* START Extracted entries *
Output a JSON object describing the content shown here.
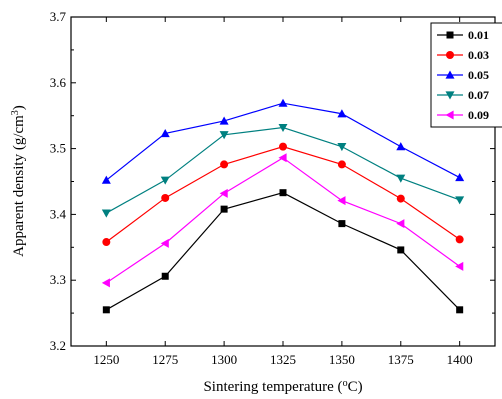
{
  "chart_data": {
    "type": "line",
    "xlabel_main": "Sintering temperature (",
    "xlabel_sup": "o",
    "xlabel_unit": "C)",
    "ylabel_main": "Apparent density (g/cm",
    "ylabel_sup": "3",
    "ylabel_end": ")",
    "x": [
      1250,
      1275,
      1300,
      1325,
      1350,
      1375,
      1400
    ],
    "xticks": [
      "1250",
      "1275",
      "1300",
      "1325",
      "1350",
      "1375",
      "1400"
    ],
    "xlim": [
      1235,
      1415
    ],
    "ylim": [
      3.2,
      3.7
    ],
    "yticks": [
      "3.2",
      "3.3",
      "3.4",
      "3.5",
      "3.6",
      "3.7"
    ],
    "legend_position": "top-right",
    "grid": false,
    "series": [
      {
        "name": "0.01",
        "color": "#000000",
        "marker": "square",
        "values": [
          3.255,
          3.306,
          3.408,
          3.433,
          3.386,
          3.346,
          3.255
        ]
      },
      {
        "name": "0.03",
        "color": "#ff0000",
        "marker": "circle",
        "values": [
          3.358,
          3.425,
          3.476,
          3.503,
          3.476,
          3.424,
          3.362
        ]
      },
      {
        "name": "0.05",
        "color": "#0000ff",
        "marker": "triangle-up",
        "values": [
          3.452,
          3.523,
          3.542,
          3.569,
          3.553,
          3.503,
          3.456
        ]
      },
      {
        "name": "0.07",
        "color": "#008080",
        "marker": "triangle-down",
        "values": [
          3.402,
          3.452,
          3.521,
          3.532,
          3.503,
          3.455,
          3.422
        ]
      },
      {
        "name": "0.09",
        "color": "#ff00ff",
        "marker": "triangle-left",
        "values": [
          3.296,
          3.356,
          3.432,
          3.486,
          3.421,
          3.386,
          3.321
        ]
      }
    ]
  }
}
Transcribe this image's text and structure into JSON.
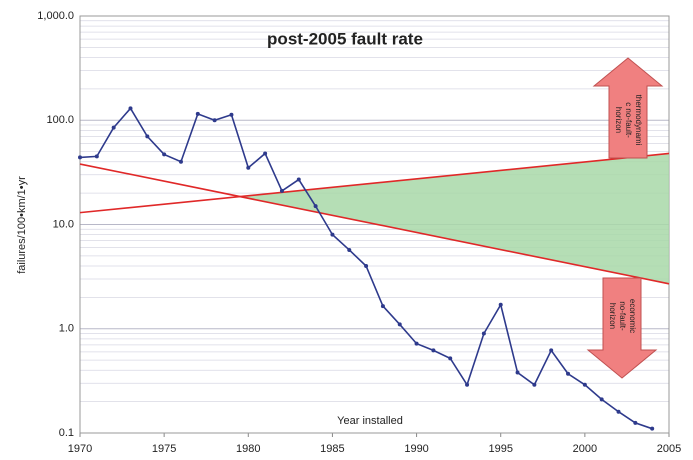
{
  "chart_data": {
    "type": "line",
    "title": "post-2005 fault rate",
    "y_label": "failures/100•km/1•yr",
    "x_label": "Year installed",
    "y_scale": "log",
    "grid": true,
    "minor_grid": true,
    "xlim": [
      1970,
      2005
    ],
    "xticks": [
      1970,
      1975,
      1980,
      1985,
      1990,
      1995,
      2000,
      2005
    ],
    "ylim": [
      0.1,
      1000
    ],
    "yticks": [
      0.1,
      {
        "value": 1,
        "label": "1.0"
      },
      {
        "value": 10,
        "label": "10.0"
      },
      {
        "value": 100,
        "label": "100.0"
      },
      {
        "value": 1000,
        "label": "1,000.0"
      }
    ],
    "series": [
      {
        "color": "#2e3a8c",
        "x": [
          1970,
          1971,
          1972,
          1973,
          1974,
          1975,
          1976,
          1977,
          1978,
          1979,
          1980,
          1981,
          1982,
          1983,
          1984,
          1985,
          1986,
          1987,
          1988,
          1989,
          1990,
          1991,
          1992,
          1993,
          1994,
          1995,
          1996,
          1997,
          1998,
          1999,
          2000,
          2001,
          2002,
          2003,
          2004
        ],
        "values": [
          44,
          45,
          85,
          130,
          70,
          47,
          40,
          115,
          100,
          113,
          35,
          48,
          21,
          27,
          15,
          8,
          5.7,
          4,
          1.65,
          1.1,
          0.72,
          0.62,
          0.52,
          0.29,
          0.9,
          1.7,
          0.38,
          0.29,
          0.62,
          0.37,
          0.29,
          0.21,
          0.16,
          0.125,
          0.11
        ]
      }
    ],
    "trend_lines": [
      {
        "color": "#e02828",
        "x": [
          1970,
          2005
        ],
        "values": [
          38,
          2.7
        ]
      },
      {
        "color": "#e02828",
        "x": [
          1970,
          2005
        ],
        "values": [
          13,
          48
        ]
      }
    ],
    "shade_color": "#a8d8a8",
    "annotations": [
      {
        "lines": [
          "thermodynami",
          "c no-fault-",
          "horizon"
        ],
        "direction": "up",
        "color": "#f08080"
      },
      {
        "lines": [
          "economic",
          "no-fault-",
          "horizon"
        ],
        "direction": "down",
        "color": "#f08080"
      }
    ]
  }
}
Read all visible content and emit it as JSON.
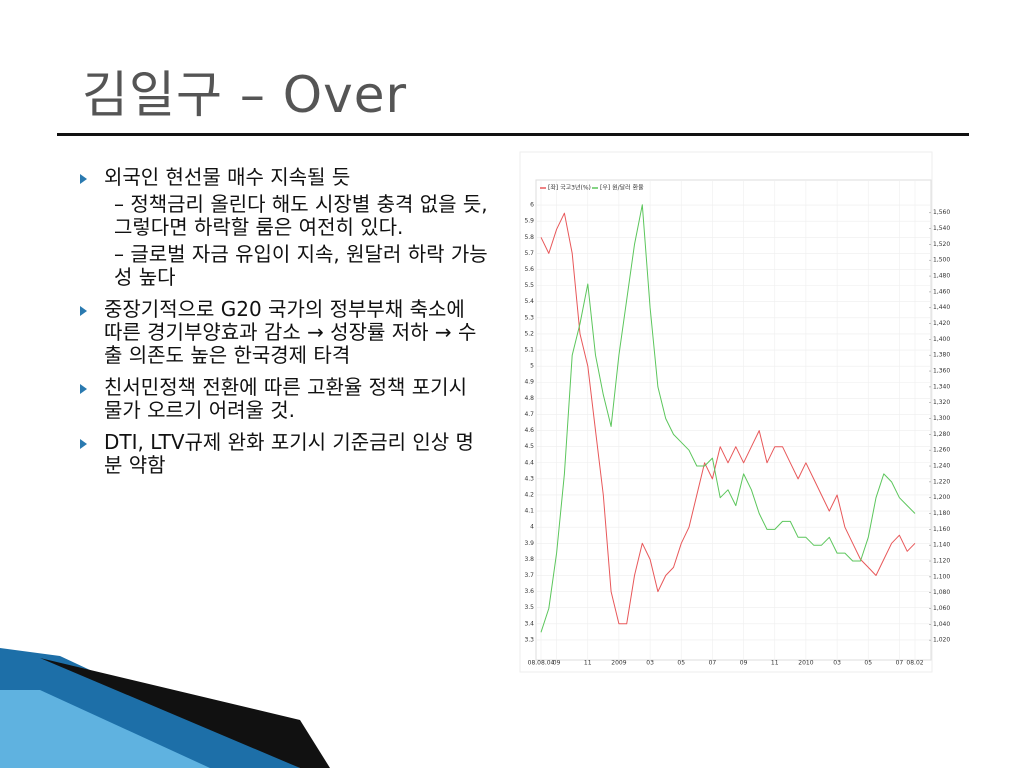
{
  "slide": {
    "title": "김일구 – Over",
    "bullets": [
      {
        "text": "외국인 현선물 매수 지속될 듯",
        "subs": [
          "– 정책금리 올린다 해도 시장별 충격 없을 듯, 그렇다면 하락할 룸은 여전히 있다.",
          "– 글로벌 자금 유입이 지속, 원달러 하락 가능성 높다"
        ]
      },
      {
        "text": "중장기적으로 G20 국가의 정부부채 축소에 따른 경기부양효과 감소 → 성장률 저하 → 수출 의존도 높은 한국경제 타격"
      },
      {
        "text": "친서민정책 전환에 따른 고환율 정책 포기시 물가 오르기 어려울 것."
      },
      {
        "text": "DTI, LTV규제 완화 포기시 기준금리 인상 명분 약함"
      }
    ]
  },
  "chart_data": {
    "type": "line",
    "x": [
      0,
      1,
      2,
      3,
      4,
      5,
      6,
      7,
      8,
      9,
      10,
      11,
      12,
      13,
      14,
      15,
      16,
      17,
      18,
      19,
      20,
      21,
      22,
      23,
      24,
      25,
      26,
      27,
      28,
      29,
      30,
      31,
      32,
      33,
      34,
      35,
      36,
      37,
      38,
      39,
      40,
      41,
      42,
      43,
      44,
      45,
      46,
      47,
      48
    ],
    "xlim": [
      0,
      48
    ],
    "xticks": [
      {
        "value": 0,
        "label": "08.08.04"
      },
      {
        "value": 2,
        "label": "09"
      },
      {
        "value": 6,
        "label": "11"
      },
      {
        "value": 10,
        "label": "2009"
      },
      {
        "value": 14,
        "label": "03"
      },
      {
        "value": 18,
        "label": "05"
      },
      {
        "value": 22,
        "label": "07"
      },
      {
        "value": 26,
        "label": "09"
      },
      {
        "value": 30,
        "label": "11"
      },
      {
        "value": 34,
        "label": "2010"
      },
      {
        "value": 38,
        "label": "03"
      },
      {
        "value": 42,
        "label": "05"
      },
      {
        "value": 46,
        "label": "07"
      },
      {
        "value": 48,
        "label": "08.02"
      }
    ],
    "ylim": [
      3.2,
      6.1
    ],
    "yticks": [
      3.3,
      3.4,
      3.5,
      3.6,
      3.7,
      3.8,
      3.9,
      4,
      4.1,
      4.2,
      4.3,
      4.4,
      4.5,
      4.6,
      4.7,
      4.8,
      4.9,
      5,
      5.1,
      5.2,
      5.3,
      5.4,
      5.5,
      5.6,
      5.7,
      5.8,
      5.9,
      6
    ],
    "y2lim": [
      1000,
      1590
    ],
    "y2ticks": [
      {
        "value": 1020,
        "label": "1,020"
      },
      {
        "value": 1040,
        "label": "1,040"
      },
      {
        "value": 1060,
        "label": "1,060"
      },
      {
        "value": 1080,
        "label": "1,080"
      },
      {
        "value": 1100,
        "label": "1,100"
      },
      {
        "value": 1120,
        "label": "1,120"
      },
      {
        "value": 1140,
        "label": "1,140"
      },
      {
        "value": 1160,
        "label": "1,160"
      },
      {
        "value": 1180,
        "label": "1,180"
      },
      {
        "value": 1200,
        "label": "1,200"
      },
      {
        "value": 1220,
        "label": "1,220"
      },
      {
        "value": 1240,
        "label": "1,240"
      },
      {
        "value": 1260,
        "label": "1,260"
      },
      {
        "value": 1280,
        "label": "1,280"
      },
      {
        "value": 1300,
        "label": "1,300"
      },
      {
        "value": 1320,
        "label": "1,320"
      },
      {
        "value": 1340,
        "label": "1,340"
      },
      {
        "value": 1360,
        "label": "1,360"
      },
      {
        "value": 1380,
        "label": "1,380"
      },
      {
        "value": 1400,
        "label": "1,400"
      },
      {
        "value": 1420,
        "label": "1,420"
      },
      {
        "value": 1440,
        "label": "1,440"
      },
      {
        "value": 1460,
        "label": "1,460"
      },
      {
        "value": 1480,
        "label": "1,480"
      },
      {
        "value": 1500,
        "label": "1,500"
      },
      {
        "value": 1520,
        "label": "1,520"
      },
      {
        "value": 1540,
        "label": "1,540"
      },
      {
        "value": 1560,
        "label": "1,560"
      }
    ],
    "grid": true,
    "series": [
      {
        "name": "[좌] 국고3년(%)",
        "color": "#e8585a",
        "axis": "y",
        "values": [
          5.8,
          5.7,
          5.85,
          5.95,
          5.7,
          5.2,
          5.0,
          4.6,
          4.2,
          3.6,
          3.4,
          3.4,
          3.7,
          3.9,
          3.8,
          3.6,
          3.7,
          3.75,
          3.9,
          4.0,
          4.2,
          4.4,
          4.3,
          4.5,
          4.4,
          4.5,
          4.4,
          4.5,
          4.6,
          4.4,
          4.5,
          4.5,
          4.4,
          4.3,
          4.4,
          4.3,
          4.2,
          4.1,
          4.2,
          4.0,
          3.9,
          3.8,
          3.75,
          3.7,
          3.8,
          3.9,
          3.95,
          3.85,
          3.9
        ]
      },
      {
        "name": "[우] 원/달러 환율",
        "color": "#5cc65c",
        "axis": "y2",
        "values": [
          1030,
          1060,
          1130,
          1230,
          1380,
          1420,
          1470,
          1380,
          1330,
          1290,
          1380,
          1450,
          1520,
          1570,
          1440,
          1340,
          1300,
          1280,
          1270,
          1260,
          1240,
          1240,
          1250,
          1200,
          1210,
          1190,
          1230,
          1210,
          1180,
          1160,
          1160,
          1170,
          1170,
          1150,
          1150,
          1140,
          1140,
          1150,
          1130,
          1130,
          1120,
          1120,
          1150,
          1200,
          1230,
          1220,
          1200,
          1190,
          1180
        ]
      }
    ]
  }
}
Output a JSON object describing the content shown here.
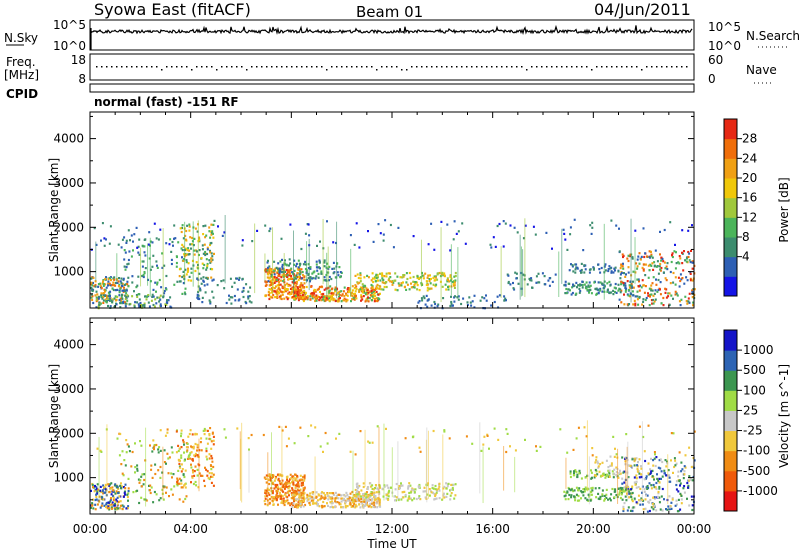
{
  "header": {
    "station": "Syowa East (fitACF)",
    "beam": "Beam 01",
    "date": "04/Jun/2011"
  },
  "nsky_panel": {
    "label": "N.Sky",
    "left_ticks": [
      "10^5",
      "10^0"
    ],
    "right_ticks": [
      "10^5",
      "10^0"
    ],
    "right_label": "N.Search"
  },
  "freq_panel": {
    "label_top": "Freq.",
    "label_bottom": "[MHz]",
    "left_ticks": [
      "18",
      "8"
    ],
    "right_ticks": [
      "60",
      "0"
    ],
    "right_label": "Nave"
  },
  "cpid_panel": {
    "label": "CPID",
    "mode": "normal (fast) -151 RF"
  },
  "x_axis": {
    "ticks": [
      "00:00",
      "04:00",
      "08:00",
      "12:00",
      "16:00",
      "20:00",
      "00:00"
    ],
    "label": "Time UT"
  },
  "power_colorbar": {
    "label": "Power [dB]",
    "ticks": [
      "28",
      "24",
      "20",
      "16",
      "12",
      "8",
      "4"
    ]
  },
  "velocity_colorbar": {
    "label": "Velocity [m s^-1]",
    "ticks": [
      "1000",
      "500",
      "100",
      "25",
      "-25",
      "-100",
      "-500",
      "-1000"
    ]
  },
  "colors": {
    "power": [
      "#1414e6",
      "#2d5fb4",
      "#3c8c6e",
      "#4bb45a",
      "#a0c83c",
      "#f0c80a",
      "#f0a014",
      "#f06e0a",
      "#e62814"
    ],
    "velocity": [
      "#e61414",
      "#f05a0a",
      "#f08c14",
      "#f0c83c",
      "#c8c8c8",
      "#a0dc46",
      "#3c9650",
      "#2d64b4",
      "#1414c8"
    ]
  },
  "chart_data": [
    {
      "type": "heatmap",
      "title": "Power",
      "x": [
        "00:00",
        "04:00",
        "08:00",
        "12:00",
        "16:00",
        "20:00",
        "00:00"
      ],
      "xlabel": "Time UT",
      "ylabel": "Slant Range [km]",
      "y_ticks": [
        1000,
        2000,
        3000,
        4000
      ],
      "ylim": [
        180,
        4600
      ],
      "colorbar_ticks": [
        4,
        8,
        12,
        16,
        20,
        24,
        28
      ],
      "colorbar_range": [
        0,
        30
      ]
    },
    {
      "type": "heatmap",
      "title": "Velocity",
      "x": [
        "00:00",
        "04:00",
        "08:00",
        "12:00",
        "16:00",
        "20:00",
        "00:00"
      ],
      "xlabel": "Time UT",
      "ylabel": "Slant Range [km]",
      "y_ticks": [
        1000,
        2000,
        3000,
        4000
      ],
      "ylim": [
        180,
        4600
      ],
      "colorbar_ticks": [
        1000,
        500,
        100,
        25,
        -25,
        -100,
        -500,
        -1000
      ]
    }
  ]
}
* END Extracted entries *
Your instructions
Give the number of lines in the entries above that include the string "title". No other output is expected.

Result of this task
4